**Exercise brief:** Search the listing below for the string "терновъ" and show each line that contains it.

↓↓↓

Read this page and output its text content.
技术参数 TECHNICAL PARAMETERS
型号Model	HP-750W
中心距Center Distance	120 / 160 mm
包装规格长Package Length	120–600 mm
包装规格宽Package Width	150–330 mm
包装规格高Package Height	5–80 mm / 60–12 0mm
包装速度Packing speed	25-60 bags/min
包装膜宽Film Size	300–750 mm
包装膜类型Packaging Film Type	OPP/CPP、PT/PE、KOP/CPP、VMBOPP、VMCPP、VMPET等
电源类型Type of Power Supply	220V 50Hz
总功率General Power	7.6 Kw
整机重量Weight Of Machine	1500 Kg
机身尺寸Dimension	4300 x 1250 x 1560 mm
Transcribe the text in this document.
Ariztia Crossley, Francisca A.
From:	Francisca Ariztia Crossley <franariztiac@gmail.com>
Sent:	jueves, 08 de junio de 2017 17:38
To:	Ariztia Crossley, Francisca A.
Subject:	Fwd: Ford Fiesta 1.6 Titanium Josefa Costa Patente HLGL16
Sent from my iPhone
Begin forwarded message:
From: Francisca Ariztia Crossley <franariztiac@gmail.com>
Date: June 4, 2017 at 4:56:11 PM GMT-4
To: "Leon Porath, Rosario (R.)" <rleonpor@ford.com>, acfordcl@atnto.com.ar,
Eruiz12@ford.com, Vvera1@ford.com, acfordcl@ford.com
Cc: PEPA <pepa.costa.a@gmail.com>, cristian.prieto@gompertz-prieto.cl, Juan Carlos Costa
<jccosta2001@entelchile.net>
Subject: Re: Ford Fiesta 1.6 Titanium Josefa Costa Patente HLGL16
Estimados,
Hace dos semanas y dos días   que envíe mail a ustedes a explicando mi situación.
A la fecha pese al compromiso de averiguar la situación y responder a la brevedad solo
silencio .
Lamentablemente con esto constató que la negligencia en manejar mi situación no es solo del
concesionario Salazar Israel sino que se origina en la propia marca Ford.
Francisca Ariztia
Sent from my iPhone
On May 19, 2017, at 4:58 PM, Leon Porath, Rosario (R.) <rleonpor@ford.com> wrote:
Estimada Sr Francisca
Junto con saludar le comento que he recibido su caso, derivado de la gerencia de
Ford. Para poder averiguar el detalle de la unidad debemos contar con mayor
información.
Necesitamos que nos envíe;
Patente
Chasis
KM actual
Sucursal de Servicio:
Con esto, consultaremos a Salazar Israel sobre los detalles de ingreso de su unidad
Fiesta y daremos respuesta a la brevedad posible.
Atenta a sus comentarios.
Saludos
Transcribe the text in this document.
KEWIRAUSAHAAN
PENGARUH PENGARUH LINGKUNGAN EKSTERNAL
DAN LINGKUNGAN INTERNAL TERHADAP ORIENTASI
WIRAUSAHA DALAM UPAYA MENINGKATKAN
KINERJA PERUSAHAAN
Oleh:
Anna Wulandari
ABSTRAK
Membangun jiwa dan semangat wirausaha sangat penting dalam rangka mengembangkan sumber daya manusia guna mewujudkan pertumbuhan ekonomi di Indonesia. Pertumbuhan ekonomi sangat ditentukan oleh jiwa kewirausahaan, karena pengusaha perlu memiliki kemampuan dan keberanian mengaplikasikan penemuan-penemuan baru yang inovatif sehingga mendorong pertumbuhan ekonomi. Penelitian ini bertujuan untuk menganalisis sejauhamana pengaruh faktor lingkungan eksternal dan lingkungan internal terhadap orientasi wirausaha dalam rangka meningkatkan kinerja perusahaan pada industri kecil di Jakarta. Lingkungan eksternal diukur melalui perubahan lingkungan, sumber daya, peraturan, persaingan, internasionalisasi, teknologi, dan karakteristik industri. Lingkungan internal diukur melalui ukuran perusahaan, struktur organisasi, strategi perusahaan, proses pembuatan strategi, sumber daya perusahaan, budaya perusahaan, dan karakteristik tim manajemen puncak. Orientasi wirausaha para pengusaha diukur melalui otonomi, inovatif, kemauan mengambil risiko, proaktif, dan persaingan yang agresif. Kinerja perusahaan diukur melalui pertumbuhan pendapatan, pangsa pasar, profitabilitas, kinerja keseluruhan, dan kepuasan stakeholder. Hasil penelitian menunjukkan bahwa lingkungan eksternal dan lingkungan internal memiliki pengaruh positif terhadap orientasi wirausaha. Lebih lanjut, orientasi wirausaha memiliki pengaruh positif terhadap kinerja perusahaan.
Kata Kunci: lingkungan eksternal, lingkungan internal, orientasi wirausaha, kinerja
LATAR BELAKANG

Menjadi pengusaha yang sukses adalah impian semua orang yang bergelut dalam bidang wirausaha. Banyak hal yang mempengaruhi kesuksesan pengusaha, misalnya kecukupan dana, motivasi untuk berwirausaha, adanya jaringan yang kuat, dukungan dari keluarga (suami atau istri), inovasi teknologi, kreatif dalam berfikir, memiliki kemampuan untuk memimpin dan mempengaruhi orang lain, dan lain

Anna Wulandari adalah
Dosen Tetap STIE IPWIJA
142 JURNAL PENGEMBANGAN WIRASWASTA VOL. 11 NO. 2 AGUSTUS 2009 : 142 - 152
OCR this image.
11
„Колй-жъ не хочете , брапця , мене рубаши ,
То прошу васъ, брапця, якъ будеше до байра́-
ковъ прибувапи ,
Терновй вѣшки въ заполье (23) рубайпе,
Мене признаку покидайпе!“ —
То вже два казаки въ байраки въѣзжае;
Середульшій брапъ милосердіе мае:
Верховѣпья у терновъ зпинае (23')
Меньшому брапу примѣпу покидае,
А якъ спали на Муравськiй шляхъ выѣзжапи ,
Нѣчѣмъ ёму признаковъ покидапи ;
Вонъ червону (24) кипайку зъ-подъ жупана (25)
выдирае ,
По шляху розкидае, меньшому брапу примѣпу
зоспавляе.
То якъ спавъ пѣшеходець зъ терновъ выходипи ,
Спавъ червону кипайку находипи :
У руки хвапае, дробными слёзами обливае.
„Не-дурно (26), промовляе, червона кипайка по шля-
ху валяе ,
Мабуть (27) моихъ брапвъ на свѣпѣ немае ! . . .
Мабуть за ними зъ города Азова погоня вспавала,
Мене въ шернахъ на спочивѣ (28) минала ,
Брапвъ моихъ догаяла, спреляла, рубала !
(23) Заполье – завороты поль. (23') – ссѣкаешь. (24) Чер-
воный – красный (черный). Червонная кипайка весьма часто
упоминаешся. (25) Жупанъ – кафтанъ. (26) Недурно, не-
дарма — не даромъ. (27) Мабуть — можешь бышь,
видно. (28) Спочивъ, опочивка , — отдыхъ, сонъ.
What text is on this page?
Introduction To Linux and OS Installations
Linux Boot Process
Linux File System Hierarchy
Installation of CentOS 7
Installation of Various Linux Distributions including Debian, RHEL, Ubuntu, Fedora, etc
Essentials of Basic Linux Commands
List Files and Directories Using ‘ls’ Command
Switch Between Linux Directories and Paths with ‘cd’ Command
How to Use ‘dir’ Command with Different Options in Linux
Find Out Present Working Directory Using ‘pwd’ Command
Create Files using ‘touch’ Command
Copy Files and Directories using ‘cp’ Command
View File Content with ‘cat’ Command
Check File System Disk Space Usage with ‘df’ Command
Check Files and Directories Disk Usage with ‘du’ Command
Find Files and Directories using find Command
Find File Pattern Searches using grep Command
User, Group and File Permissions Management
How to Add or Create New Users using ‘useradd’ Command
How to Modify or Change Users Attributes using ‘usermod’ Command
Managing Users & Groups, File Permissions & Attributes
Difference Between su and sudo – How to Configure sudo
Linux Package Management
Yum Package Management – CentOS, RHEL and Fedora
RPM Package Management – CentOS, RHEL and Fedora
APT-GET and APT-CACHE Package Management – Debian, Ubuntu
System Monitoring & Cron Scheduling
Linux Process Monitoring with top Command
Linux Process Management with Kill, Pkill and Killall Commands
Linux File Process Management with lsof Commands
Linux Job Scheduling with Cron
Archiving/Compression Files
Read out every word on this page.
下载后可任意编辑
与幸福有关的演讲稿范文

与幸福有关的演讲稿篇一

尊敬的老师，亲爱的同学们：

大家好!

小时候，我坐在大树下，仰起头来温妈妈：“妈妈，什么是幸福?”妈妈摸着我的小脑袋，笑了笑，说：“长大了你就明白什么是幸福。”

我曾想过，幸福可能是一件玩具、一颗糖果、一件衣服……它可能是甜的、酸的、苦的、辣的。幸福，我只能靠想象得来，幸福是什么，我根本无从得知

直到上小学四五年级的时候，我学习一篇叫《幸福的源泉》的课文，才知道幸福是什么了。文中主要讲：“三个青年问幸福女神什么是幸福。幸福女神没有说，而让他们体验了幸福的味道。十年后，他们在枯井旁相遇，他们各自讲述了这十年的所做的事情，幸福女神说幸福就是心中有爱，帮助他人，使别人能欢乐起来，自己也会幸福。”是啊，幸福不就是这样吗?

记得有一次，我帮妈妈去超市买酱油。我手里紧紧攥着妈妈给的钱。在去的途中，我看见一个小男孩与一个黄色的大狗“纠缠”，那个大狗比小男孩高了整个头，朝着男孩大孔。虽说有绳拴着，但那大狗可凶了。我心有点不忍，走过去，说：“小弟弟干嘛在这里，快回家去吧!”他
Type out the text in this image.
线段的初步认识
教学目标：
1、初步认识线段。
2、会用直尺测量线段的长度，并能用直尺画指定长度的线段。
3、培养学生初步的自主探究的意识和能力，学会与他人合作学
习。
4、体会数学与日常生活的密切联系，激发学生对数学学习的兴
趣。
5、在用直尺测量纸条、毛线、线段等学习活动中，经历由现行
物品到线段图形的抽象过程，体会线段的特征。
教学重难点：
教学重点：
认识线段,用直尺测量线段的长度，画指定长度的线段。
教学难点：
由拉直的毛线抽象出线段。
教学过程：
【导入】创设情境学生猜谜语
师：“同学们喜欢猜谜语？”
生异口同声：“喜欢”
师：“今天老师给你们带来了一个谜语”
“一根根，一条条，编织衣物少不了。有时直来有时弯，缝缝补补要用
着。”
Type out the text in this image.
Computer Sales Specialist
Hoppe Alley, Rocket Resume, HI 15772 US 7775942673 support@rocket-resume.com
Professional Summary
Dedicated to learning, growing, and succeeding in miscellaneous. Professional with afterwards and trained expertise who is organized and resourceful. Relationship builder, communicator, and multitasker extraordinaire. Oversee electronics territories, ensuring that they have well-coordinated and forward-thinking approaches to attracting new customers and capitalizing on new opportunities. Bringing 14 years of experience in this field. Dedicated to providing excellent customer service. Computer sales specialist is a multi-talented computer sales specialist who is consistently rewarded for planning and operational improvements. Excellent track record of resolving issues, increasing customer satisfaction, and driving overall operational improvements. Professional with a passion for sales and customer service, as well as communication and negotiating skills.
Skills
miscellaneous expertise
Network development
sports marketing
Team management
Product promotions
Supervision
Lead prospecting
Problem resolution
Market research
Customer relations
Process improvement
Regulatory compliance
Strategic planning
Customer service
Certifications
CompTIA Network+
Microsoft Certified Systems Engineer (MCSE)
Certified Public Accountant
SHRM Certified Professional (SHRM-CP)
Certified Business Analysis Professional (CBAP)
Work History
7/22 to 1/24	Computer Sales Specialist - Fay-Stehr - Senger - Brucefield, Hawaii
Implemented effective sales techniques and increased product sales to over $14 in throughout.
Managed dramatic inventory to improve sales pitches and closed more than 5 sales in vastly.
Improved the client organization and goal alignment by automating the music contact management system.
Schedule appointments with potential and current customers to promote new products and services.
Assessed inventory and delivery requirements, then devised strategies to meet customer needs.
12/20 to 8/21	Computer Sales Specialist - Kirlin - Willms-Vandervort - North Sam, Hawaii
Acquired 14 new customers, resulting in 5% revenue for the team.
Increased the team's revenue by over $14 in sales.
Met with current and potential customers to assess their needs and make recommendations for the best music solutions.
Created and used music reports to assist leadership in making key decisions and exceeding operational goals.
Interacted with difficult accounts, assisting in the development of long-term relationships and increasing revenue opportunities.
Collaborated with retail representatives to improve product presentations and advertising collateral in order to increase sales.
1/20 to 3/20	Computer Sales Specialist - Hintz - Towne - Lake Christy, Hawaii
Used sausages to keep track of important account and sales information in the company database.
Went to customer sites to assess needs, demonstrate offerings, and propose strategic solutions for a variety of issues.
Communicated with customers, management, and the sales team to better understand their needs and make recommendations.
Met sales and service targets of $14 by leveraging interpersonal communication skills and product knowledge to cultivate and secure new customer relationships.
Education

↑↑↑

**Answer to this task:**
Верховѣпья у терновъ зпинае (23')
То якъ спавъ пѣшеходець зъ терновъ выходипи ,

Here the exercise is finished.